> [The exercise]:
Track down each line that has the word "after" and copy it.

> [Excerpted data]:
#####

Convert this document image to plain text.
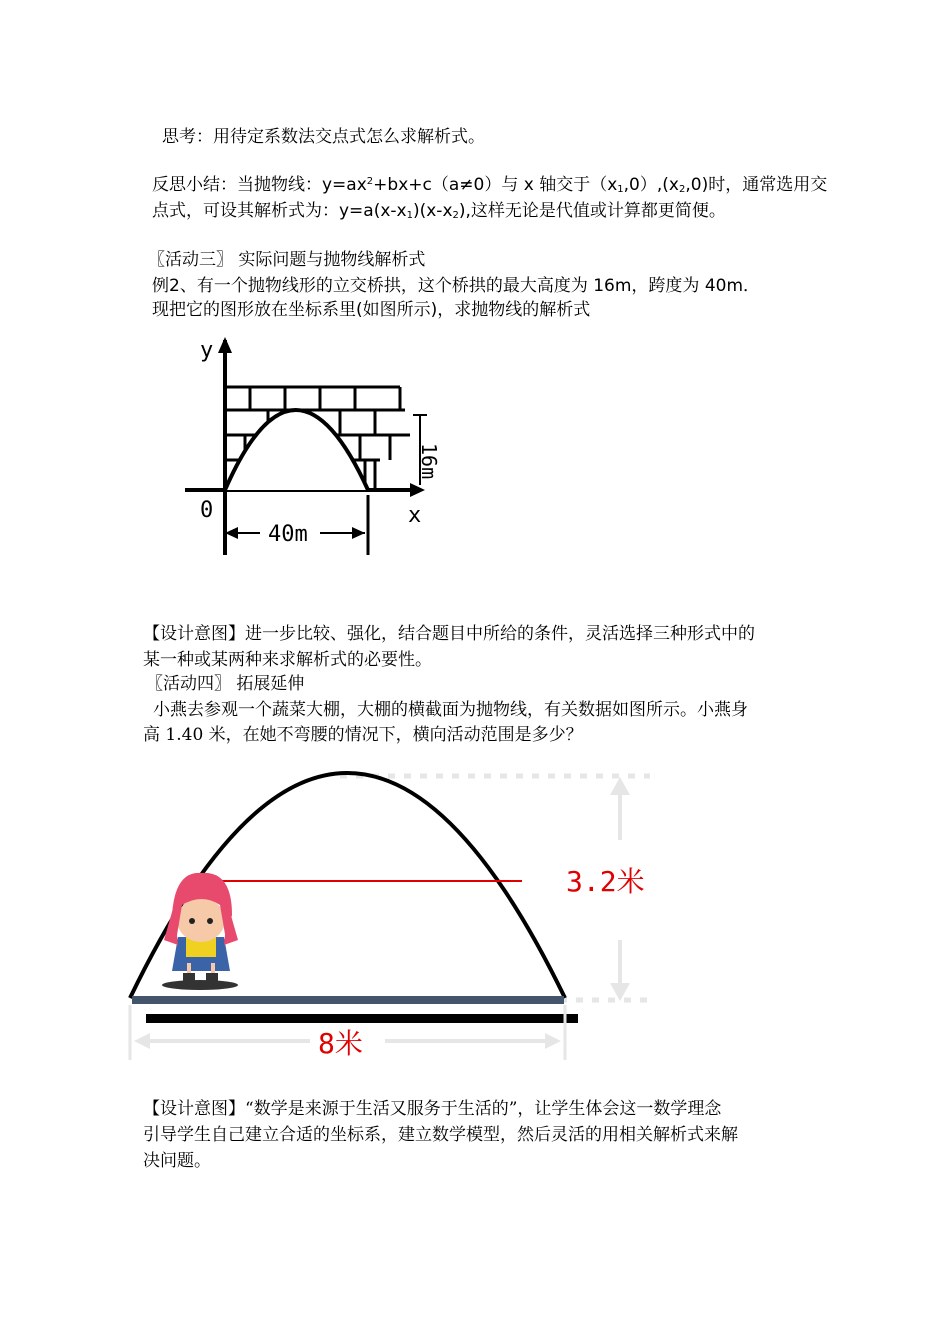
思考：用待定系数法交点式怎么求解析式。
反思小结：当抛物线：$y=ax^2+bx+c(a\ne 0)$与 x 轴交于$(x_1,0),(x_2,0)$时，通常选用交
点式，可设其解析式为：$y=a(x-x_1)(x-x_2)$,这样无论是代值或计算都更简便。
〖活动三〗 实际问题与抛物线解析式
例2、有一个抛物线形的立交桥拱，这个桥拱的最大高度为 16m，跨度为 40m．
现把它的图形放在坐标系里(如图所示)，求抛物线的解析式
16m
y
x
0
40m
【设计意图】进一步比较、强化，结合题目中所给的条件，灵活选择三种形式中的
某一种或某两种来求解析式的必要性。
〖活动四〗 拓展延伸
小燕去参观一个蔬菜大棚，大棚的横截面为抛物线，有关数据如图所示。小燕身
高 1.40 米，在她不弯腰的情况下，横向活动范围是多少？
3.2米
8米
【设计意图】“数学是来源于生活又服务于生活的”，让学生体会这一数学理念
引导学生自己建立合适的坐标系，建立数学模型，然后灵活的用相关解析式来解
决问题。
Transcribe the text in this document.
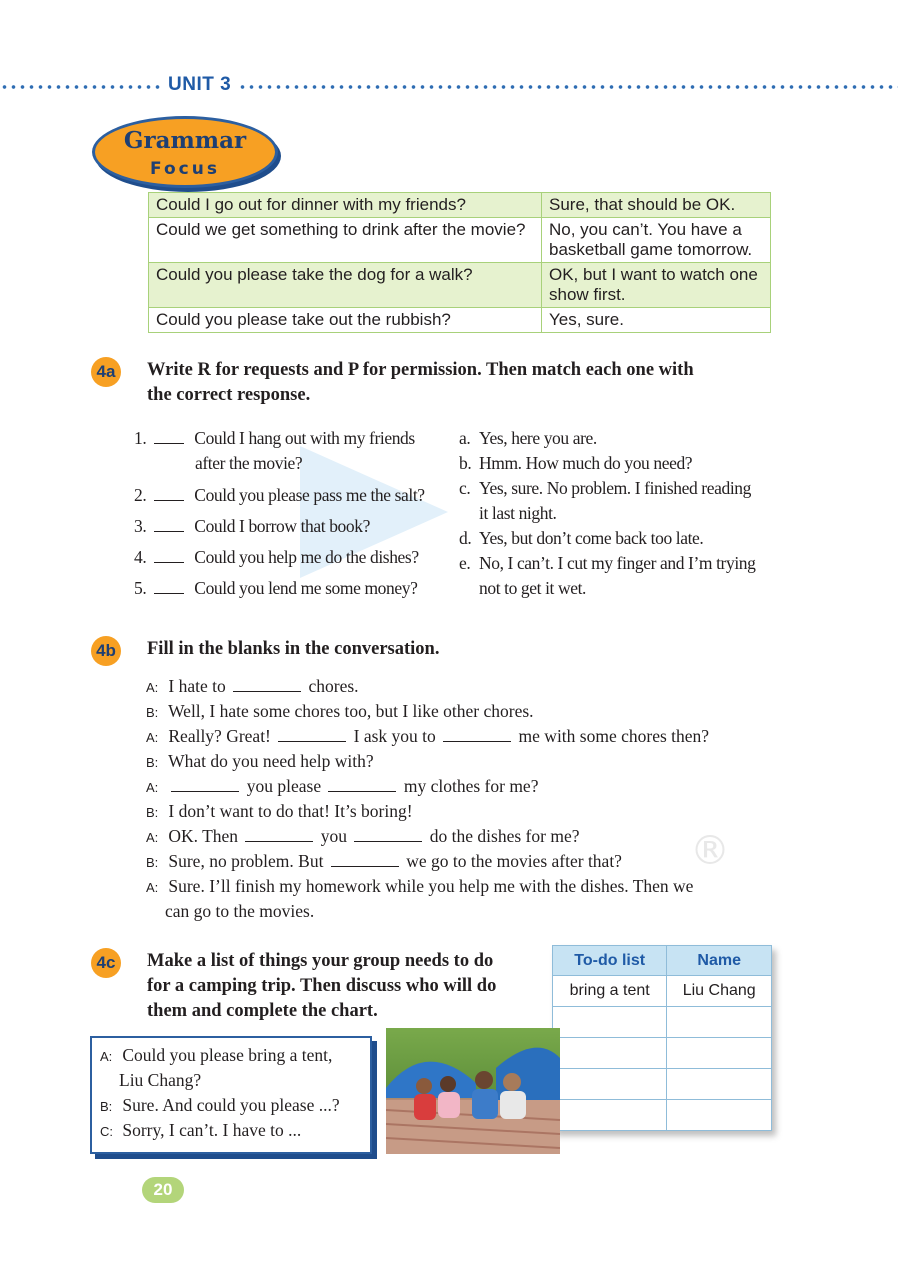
UNIT 3
Grammar
Focus
Could I go out for dinner with my friends?	Sure, that should be OK.
Could we get something to drink after the movie?	No, you can’t. You have a basketball game tomorrow.
Could you please take the dog for a walk?	OK, but I want to watch one show first.
Could you please take out the rubbish?	Yes, sure.
4a Write R for requests and P for permission. Then match each one with
the correct response.
1.	Could I hang out with my friends
after the movie?
2.	Could you please pass me the salt?
3.	Could I borrow that book?
4.	Could you help me do the dishes?
5.	Could you lend me some money?
a. Yes, here you are.
b. Hmm. How much do you need?
c. Yes, sure. No problem. I finished reading
it last night.
d. Yes, but don’t come back too late.
e. No, I can’t. I cut my finger and I’m trying
not to get it wet.
4b Fill in the blanks in the conversation.
A: I hate to	chores.
B: Well, I hate some chores too, but I like other chores.
A: Really? Great!	I ask you to	me with some chores then?
B: What do you need help with?
A:	you please	my clothes for me?
B: I don’t want to do that! It’s boring!
A: OK. Then	you	do the dishes for me?
B: Sure, no problem. But	we go to the movies after that?
A: Sure. I’ll finish my homework while you help me with the dishes. Then we
can go to the movies.
®
4c Make a list of things your group needs to do
for a camping trip. Then discuss who will do
them and complete the chart.
To-do list	Name
bring a tent	Liu Chang

A: Could you please bring a tent,
Liu Chang?
B: Sure. And could you please ...?
C: Sorry, I can’t. I have to ...
20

#####

> [Task answer]:
Could we get something to drink after the movie?	No, you can’t. You have a basketball game tomorrow.
after the movie?
B: Sure, no problem. But	we go to the movies after that?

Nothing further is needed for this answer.